--- START ---

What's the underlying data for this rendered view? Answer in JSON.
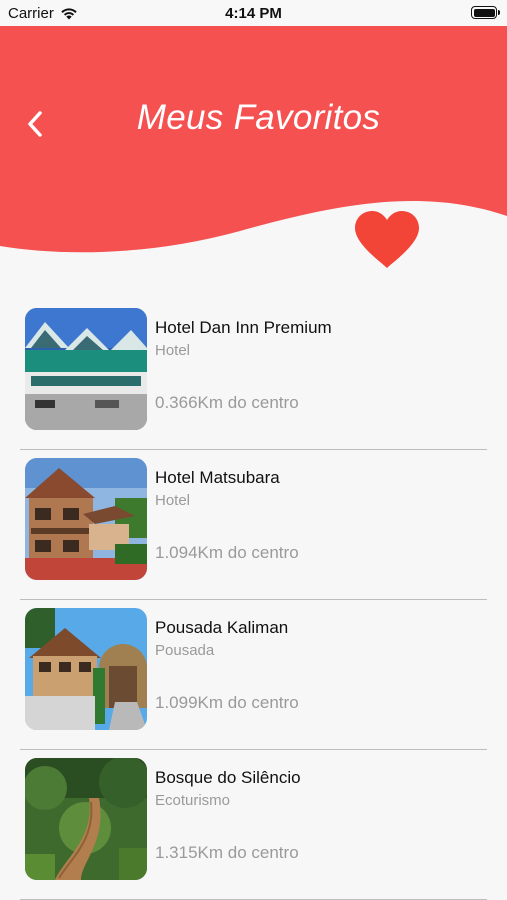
{
  "status_bar": {
    "carrier": "Carrier",
    "time": "4:14 PM",
    "battery_level": 1.0
  },
  "header": {
    "title": "Meus Favoritos",
    "color": "#f65151"
  },
  "heart_color": "#f24437",
  "items": [
    {
      "name": "Hotel Dan Inn Premium",
      "category": "Hotel",
      "distance": "0.366Km do centro"
    },
    {
      "name": "Hotel Matsubara",
      "category": "Hotel",
      "distance": "1.094Km do centro"
    },
    {
      "name": "Pousada Kaliman",
      "category": "Pousada",
      "distance": "1.099Km do centro"
    },
    {
      "name": "Bosque do Silêncio",
      "category": "Ecoturismo",
      "distance": "1.315Km do centro"
    }
  ]
}
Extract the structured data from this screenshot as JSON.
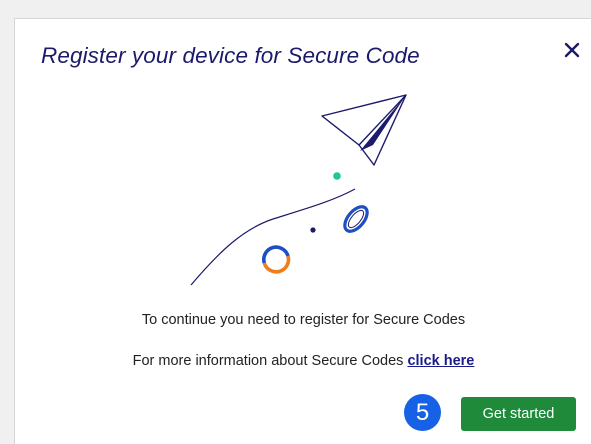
{
  "dialog": {
    "title": "Register your device for Secure Code",
    "close_icon": "close-icon",
    "illustration_icon": "paper-plane-illustration",
    "message": "To continue you need to register for Secure Codes",
    "info_text": "For more information about Secure Codes",
    "info_link": "click here",
    "step_badge": "5",
    "get_started_label": "Get started"
  },
  "colors": {
    "title": "#1b1a6b",
    "plane": "#1b1a6b",
    "ring_orange": "#f07d1a",
    "ring_blue": "#1d4fc4",
    "dot_green": "#1fc792",
    "step_badge": "#1761e6",
    "button": "#1e8a3a"
  }
}
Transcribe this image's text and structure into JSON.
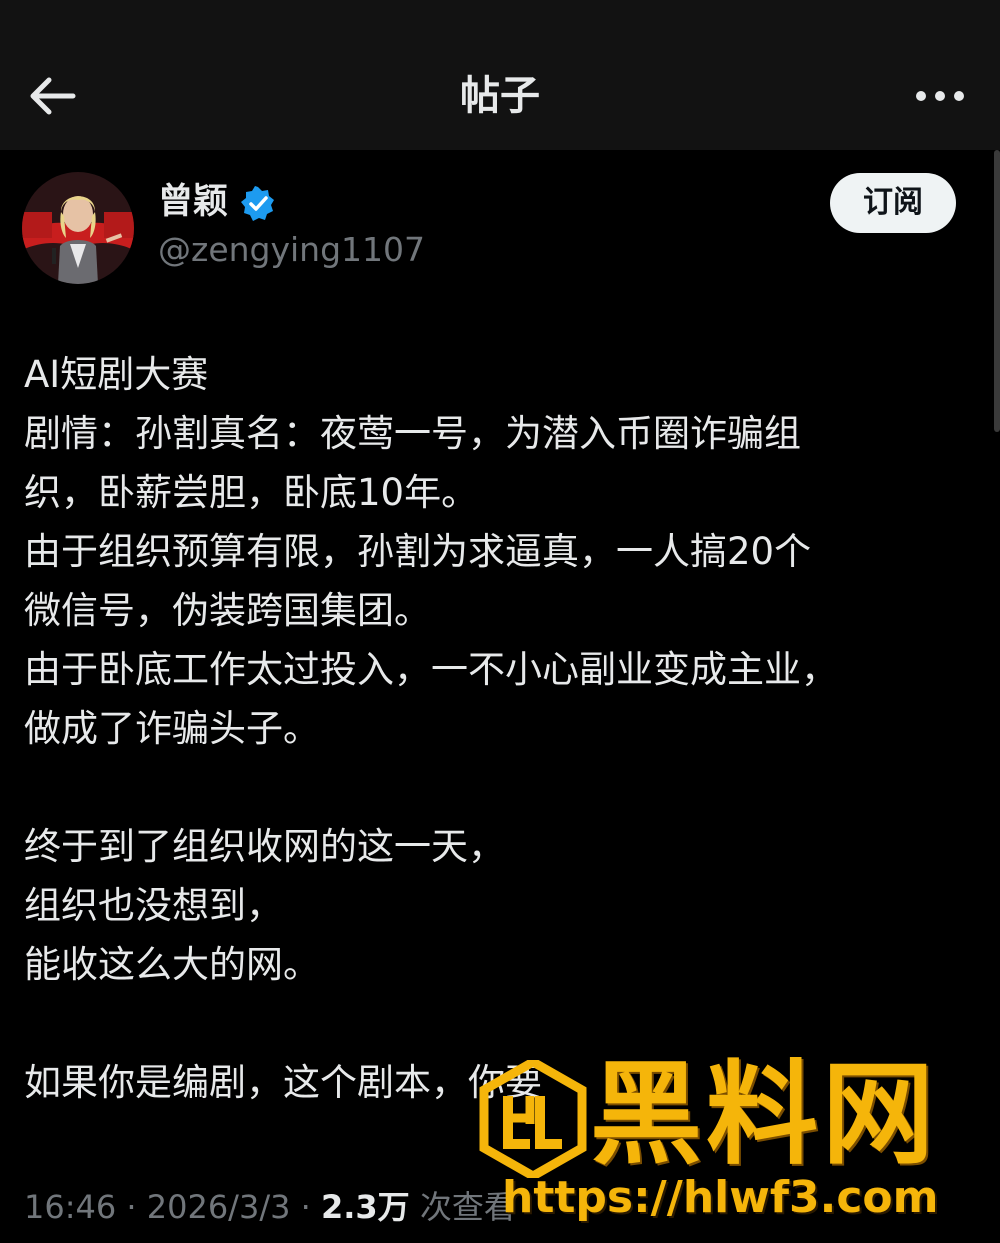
{
  "header": {
    "title": "帖子",
    "back_icon": "arrow-left-icon",
    "more_icon": "more-horizontal-icon"
  },
  "author": {
    "name": "曾颖",
    "handle": "@zengying1107",
    "verified": true,
    "verified_color": "#1d9bf0"
  },
  "subscribe_label": "订阅",
  "post": {
    "lines": [
      "AI短剧大赛",
      "剧情：孙割真名：夜莺一号，为潜入币圈诈骗组",
      "织，卧薪尝胆，卧底10年。",
      "由于组织预算有限，孙割为求逼真，一人搞20个",
      "微信号，伪装跨国集团。",
      "由于卧底工作太过投入，一不小心副业变成主业，",
      "做成了诈骗头子。",
      "",
      "终于到了组织收网的这一天，",
      "组织也没想到，",
      "能收这么大的网。",
      "",
      "如果你是编剧，这个剧本，你要"
    ]
  },
  "meta": {
    "time": "16:46",
    "separator": "·",
    "date": "2026/3/3",
    "views": "2.3万",
    "views_label": "次查看"
  },
  "watermark": {
    "title": "黑料网",
    "url": "https://hlwf3.com",
    "color": "#f5b50a"
  },
  "colors": {
    "background": "#000000",
    "header_bg": "#121212",
    "text_primary": "#e7e9ea",
    "text_secondary": "#71767b"
  }
}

--- END ---

● THE PROBLEM:
Output only the lines running from the line with "Extract the structured" through the last line of the entries above, inclusive, with pictures excluded.

● TASK ANSWER:
Extract the structured data from this screenshot as JSON.
{
  "dialog": {
    "title": "Register your device for Secure Code",
    "close_icon": "close-icon",
    "illustration_icon": "paper-plane-illustration",
    "message": "To continue you need to register for Secure Codes",
    "info_text": "For more information about Secure Codes",
    "info_link": "click here",
    "step_badge": "5",
    "get_started_label": "Get started"
  },
  "colors": {
    "title": "#1b1a6b",
    "plane": "#1b1a6b",
    "ring_orange": "#f07d1a",
    "ring_blue": "#1d4fc4",
    "dot_green": "#1fc792",
    "step_badge": "#1761e6",
    "button": "#1e8a3a"
  }
}
Transcribe this image's text and structure into JSON.
{
  "header": {
    "title": "帖子",
    "back_icon": "arrow-left-icon",
    "more_icon": "more-horizontal-icon"
  },
  "author": {
    "name": "曾颖",
    "handle": "@zengying1107",
    "verified": true,
    "verified_color": "#1d9bf0"
  },
  "subscribe_label": "订阅",
  "post": {
    "lines": [
      "AI短剧大赛",
      "剧情：孙割真名：夜莺一号，为潜入币圈诈骗组",
      "织，卧薪尝胆，卧底10年。",
      "由于组织预算有限，孙割为求逼真，一人搞20个",
      "微信号，伪装跨国集团。",
      "由于卧底工作太过投入，一不小心副业变成主业，",
      "做成了诈骗头子。",
      "",
      "终于到了组织收网的这一天，",
      "组织也没想到，",
      "能收这么大的网。",
      "",
      "如果你是编剧，这个剧本，你要"
    ]
  },
  "meta": {
    "time": "16:46",
    "separator": "·",
    "date": "2026/3/3",
    "views": "2.3万",
    "views_label": "次查看"
  },
  "watermark": {
    "title": "黑料网",
    "url": "https://hlwf3.com",
    "color": "#f5b50a"
  },
  "colors": {
    "background": "#000000",
    "header_bg": "#121212",
    "text_primary": "#e7e9ea",
    "text_secondary": "#71767b"
  }
}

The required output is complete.